● **Job**: Exactly as they appear, copy the lines of the listing from the one containing "Transcribe this image's" through the final line, both included, and nothing else.

Data listing:
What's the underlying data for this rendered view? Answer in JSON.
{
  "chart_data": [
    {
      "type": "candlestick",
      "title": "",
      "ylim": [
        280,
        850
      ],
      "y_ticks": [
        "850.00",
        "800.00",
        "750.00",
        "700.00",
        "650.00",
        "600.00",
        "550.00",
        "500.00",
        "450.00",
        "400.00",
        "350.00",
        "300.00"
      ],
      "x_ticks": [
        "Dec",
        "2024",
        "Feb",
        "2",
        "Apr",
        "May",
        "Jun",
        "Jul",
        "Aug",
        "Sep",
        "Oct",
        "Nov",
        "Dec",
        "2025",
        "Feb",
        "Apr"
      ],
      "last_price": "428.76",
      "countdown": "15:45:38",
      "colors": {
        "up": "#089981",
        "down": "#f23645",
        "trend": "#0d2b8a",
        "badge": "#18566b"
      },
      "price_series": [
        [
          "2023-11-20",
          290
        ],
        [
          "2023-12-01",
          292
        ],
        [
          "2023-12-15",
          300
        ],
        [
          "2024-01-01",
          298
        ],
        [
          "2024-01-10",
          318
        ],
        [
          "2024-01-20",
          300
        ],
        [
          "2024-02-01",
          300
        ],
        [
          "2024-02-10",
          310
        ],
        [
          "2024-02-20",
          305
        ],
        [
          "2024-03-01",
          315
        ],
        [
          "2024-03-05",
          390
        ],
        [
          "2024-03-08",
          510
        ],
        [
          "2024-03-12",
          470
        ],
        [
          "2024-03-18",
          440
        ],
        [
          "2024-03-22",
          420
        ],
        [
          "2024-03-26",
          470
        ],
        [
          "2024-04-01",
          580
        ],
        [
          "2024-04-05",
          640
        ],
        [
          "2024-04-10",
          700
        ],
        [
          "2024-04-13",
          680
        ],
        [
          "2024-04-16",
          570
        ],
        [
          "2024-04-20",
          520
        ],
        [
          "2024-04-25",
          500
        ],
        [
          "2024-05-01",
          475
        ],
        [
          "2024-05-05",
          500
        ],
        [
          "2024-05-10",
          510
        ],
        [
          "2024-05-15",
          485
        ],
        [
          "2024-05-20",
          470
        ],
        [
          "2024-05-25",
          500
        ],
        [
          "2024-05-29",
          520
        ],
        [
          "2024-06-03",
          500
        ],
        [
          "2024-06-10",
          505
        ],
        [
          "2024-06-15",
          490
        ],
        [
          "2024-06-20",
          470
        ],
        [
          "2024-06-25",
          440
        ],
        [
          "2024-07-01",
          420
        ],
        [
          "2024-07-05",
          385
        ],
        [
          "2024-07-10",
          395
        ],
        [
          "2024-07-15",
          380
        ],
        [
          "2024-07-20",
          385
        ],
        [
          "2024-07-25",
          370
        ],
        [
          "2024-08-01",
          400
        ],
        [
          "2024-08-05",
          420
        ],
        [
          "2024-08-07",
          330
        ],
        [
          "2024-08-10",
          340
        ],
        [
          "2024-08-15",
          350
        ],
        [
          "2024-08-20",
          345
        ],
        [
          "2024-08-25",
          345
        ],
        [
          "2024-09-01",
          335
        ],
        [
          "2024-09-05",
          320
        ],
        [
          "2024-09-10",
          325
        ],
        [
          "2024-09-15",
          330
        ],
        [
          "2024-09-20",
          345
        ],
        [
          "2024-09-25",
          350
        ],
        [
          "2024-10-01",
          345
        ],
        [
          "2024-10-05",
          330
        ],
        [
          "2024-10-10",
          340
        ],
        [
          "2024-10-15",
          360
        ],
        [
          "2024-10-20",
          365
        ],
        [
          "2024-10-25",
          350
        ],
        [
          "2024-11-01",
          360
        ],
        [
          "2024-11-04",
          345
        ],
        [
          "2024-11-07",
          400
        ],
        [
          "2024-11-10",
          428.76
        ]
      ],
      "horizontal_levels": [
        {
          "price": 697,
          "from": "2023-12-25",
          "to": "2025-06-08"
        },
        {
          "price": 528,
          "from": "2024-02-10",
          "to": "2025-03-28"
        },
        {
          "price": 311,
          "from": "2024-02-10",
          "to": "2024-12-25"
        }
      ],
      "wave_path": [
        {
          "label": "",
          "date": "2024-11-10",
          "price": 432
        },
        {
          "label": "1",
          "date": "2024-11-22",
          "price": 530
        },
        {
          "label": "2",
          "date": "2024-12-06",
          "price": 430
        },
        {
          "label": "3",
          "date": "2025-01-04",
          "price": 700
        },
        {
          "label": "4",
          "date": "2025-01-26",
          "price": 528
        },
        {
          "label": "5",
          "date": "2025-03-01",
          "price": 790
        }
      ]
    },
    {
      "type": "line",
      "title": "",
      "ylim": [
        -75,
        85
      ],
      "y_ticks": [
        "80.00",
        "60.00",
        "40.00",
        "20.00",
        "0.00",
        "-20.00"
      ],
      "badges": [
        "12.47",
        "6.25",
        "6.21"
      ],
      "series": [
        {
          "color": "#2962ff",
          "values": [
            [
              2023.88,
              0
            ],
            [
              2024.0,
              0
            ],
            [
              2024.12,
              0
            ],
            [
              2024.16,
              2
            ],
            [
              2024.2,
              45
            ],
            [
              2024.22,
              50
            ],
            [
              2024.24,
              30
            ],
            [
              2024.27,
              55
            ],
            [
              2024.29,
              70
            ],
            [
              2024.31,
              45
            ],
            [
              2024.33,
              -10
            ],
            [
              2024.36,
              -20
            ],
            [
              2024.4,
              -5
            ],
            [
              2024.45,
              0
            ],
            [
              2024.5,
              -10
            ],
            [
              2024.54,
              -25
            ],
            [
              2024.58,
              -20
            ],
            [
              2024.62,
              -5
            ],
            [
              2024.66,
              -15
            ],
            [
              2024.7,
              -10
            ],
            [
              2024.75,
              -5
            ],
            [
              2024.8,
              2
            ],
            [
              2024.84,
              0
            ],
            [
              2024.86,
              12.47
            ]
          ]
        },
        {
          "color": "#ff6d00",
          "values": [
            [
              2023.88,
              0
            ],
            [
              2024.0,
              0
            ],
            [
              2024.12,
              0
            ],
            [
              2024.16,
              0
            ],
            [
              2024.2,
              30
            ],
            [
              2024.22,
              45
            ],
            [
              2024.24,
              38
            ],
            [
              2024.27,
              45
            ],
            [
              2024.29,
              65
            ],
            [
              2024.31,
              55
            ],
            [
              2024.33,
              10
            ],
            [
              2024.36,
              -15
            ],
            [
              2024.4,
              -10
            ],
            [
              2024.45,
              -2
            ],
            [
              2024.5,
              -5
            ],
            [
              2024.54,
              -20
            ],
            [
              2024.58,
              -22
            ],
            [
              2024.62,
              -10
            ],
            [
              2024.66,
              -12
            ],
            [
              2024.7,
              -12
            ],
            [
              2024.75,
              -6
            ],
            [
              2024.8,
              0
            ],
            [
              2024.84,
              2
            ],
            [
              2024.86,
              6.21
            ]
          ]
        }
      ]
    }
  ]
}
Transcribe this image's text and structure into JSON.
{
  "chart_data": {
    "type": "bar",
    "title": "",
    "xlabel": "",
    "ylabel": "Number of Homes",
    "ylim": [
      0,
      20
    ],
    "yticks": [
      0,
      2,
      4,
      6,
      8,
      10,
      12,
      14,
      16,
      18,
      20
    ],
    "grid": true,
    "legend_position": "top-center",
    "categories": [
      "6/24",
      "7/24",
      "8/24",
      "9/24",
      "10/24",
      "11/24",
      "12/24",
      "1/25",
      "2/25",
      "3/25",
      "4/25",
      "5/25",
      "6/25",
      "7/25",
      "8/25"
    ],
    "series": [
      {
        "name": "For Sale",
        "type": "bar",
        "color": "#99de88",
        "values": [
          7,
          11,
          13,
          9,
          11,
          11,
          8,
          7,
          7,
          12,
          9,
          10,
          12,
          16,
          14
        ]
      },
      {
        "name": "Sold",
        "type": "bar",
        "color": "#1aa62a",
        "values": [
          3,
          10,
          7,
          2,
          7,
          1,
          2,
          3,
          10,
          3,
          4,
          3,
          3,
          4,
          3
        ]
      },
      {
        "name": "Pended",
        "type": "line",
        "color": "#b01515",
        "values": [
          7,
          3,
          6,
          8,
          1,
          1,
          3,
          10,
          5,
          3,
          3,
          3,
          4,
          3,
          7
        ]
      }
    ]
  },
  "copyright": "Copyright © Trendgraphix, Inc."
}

● **Exercise result**:
Transcribe this image's text and structure into JSON.
{
  "chart_data": {
    "type": "bar",
    "title": "",
    "xlabel": "",
    "ylabel": "Number of Homes",
    "ylim": [
      0,
      20
    ],
    "yticks": [
      0,
      2,
      4,
      6,
      8,
      10,
      12,
      14,
      16,
      18,
      20
    ],
    "grid": true,
    "legend_position": "top-center",
    "categories": [
      "6/24",
      "7/24",
      "8/24",
      "9/24",
      "10/24",
      "11/24",
      "12/24",
      "1/25",
      "2/25",
      "3/25",
      "4/25",
      "5/25",
      "6/25",
      "7/25",
      "8/25"
    ],
    "series": [
      {
        "name": "For Sale",
        "type": "bar",
        "color": "#99de88",
        "values": [
          7,
          11,
          13,
          9,
          11,
          11,
          8,
          7,
          7,
          12,
          9,
          10,
          12,
          16,
          14
        ]
      },
      {
        "name": "Sold",
        "type": "bar",
        "color": "#1aa62a",
        "values": [
          3,
          10,
          7,
          2,
          7,
          1,
          2,
          3,
          10,
          3,
          4,
          3,
          3,
          4,
          3
        ]
      },
      {
        "name": "Pended",
        "type": "line",
        "color": "#b01515",
        "values": [
          7,
          3,
          6,
          8,
          1,
          1,
          3,
          10,
          5,
          3,
          3,
          3,
          4,
          3,
          7
        ]
      }
    ]
  },
  "copyright": "Copyright © Trendgraphix, Inc."
}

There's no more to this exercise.